**Task prompt**
After reading the data below, copy out every line that contains the word "increase".

**Transcribed page data**
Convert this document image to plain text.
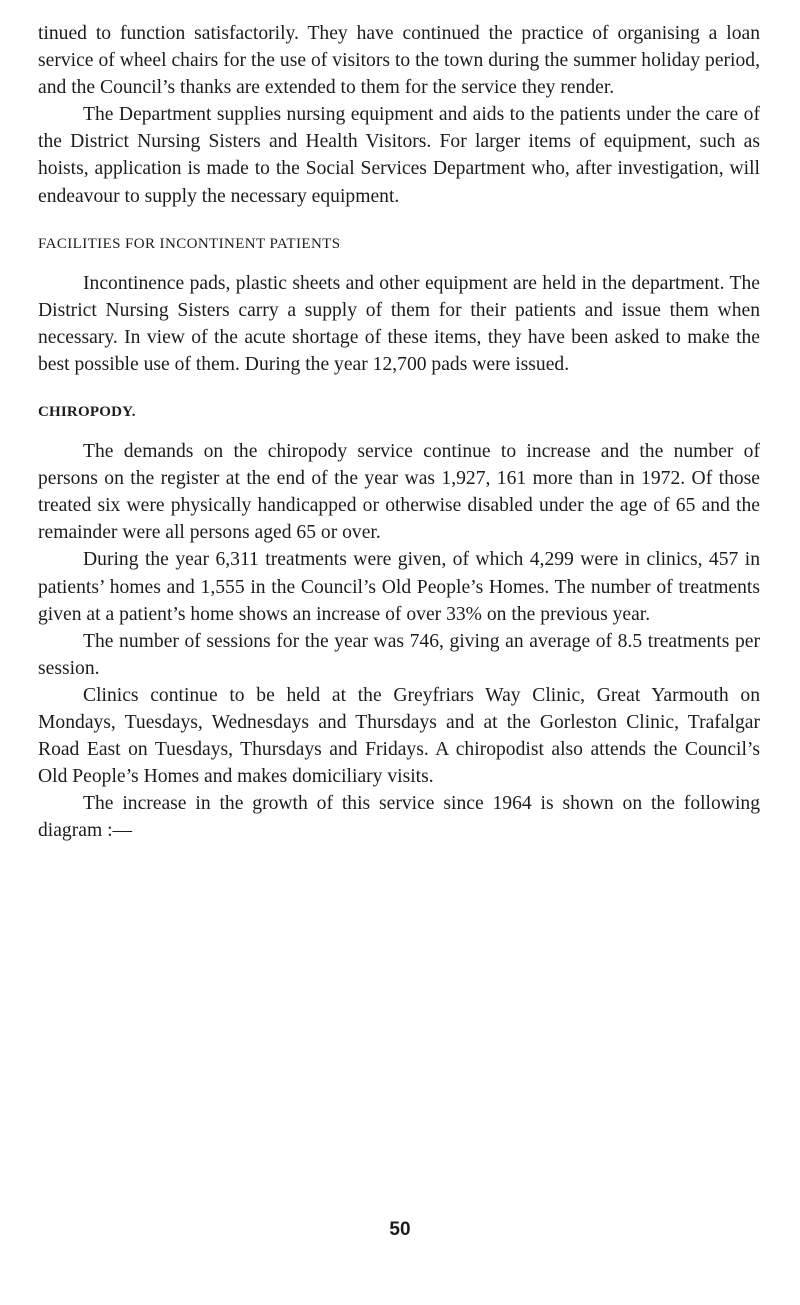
tinued to function satisfactorily. They have continued the practice of organising a loan service of wheel chairs for the use of visitors to the town during the summer holiday period, and the Council’s thanks are extended to them for the service they render.

The Department supplies nursing equipment and aids to the patients under the care of the District Nursing Sisters and Health Visitors. For larger items of equipment, such as hoists, application is made to the Social Services Department who, after investigation, will endeavour to supply the necessary equipment.

FACILITIES FOR INCONTINENT PATIENTS

Incontinence pads, plastic sheets and other equipment are held in the department. The District Nursing Sisters carry a supply of them for their patients and issue them when necessary. In view of the acute shortage of these items, they have been asked to make the best possible use of them. During the year 12,700 pads were issued.

CHIROPODY.

The demands on the chiropody service continue to increase and the number of persons on the register at the end of the year was 1,927, 161 more than in 1972. Of those treated six were physically handicapped or otherwise disabled under the age of 65 and the remainder were all persons aged 65 or over.

During the year 6,311 treatments were given, of which 4,299 were in clinics, 457 in patients’ homes and 1,555 in the Council’s Old People’s Homes. The number of treatments given at a patient’s home shows an increase of over 33% on the previous year.

The number of sessions for the year was 746, giving an average of 8.5 treatments per session.

Clinics continue to be held at the Greyfriars Way Clinic, Great Yarmouth on Mondays, Tuesdays, Wednesdays and Thursdays and at the Gorleston Clinic, Trafalgar Road East on Tuesdays, Thursdays and Fridays. A chiropodist also attends the Council’s Old People’s Homes and makes domiciliary visits.

The increase in the growth of this service since 1964 is shown on the following diagram :—

50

**Exercise output**
The demands on the chiropody service continue to increase and the number of persons on the register at the end of the year was 1,927, 161 more than in 1972. Of those treated six were physically handicapped or otherwise disabled under the age of 65 and the remainder were all persons aged 65 or over.
During the year 6,311 treatments were given, of which 4,299 were in clinics, 457 in patients’ homes and 1,555 in the Council’s Old People’s Homes. The number of treatments given at a patient’s home shows an increase of over 33% on the previous year.
The increase in the growth of this service since 1964 is shown on the following diagram :—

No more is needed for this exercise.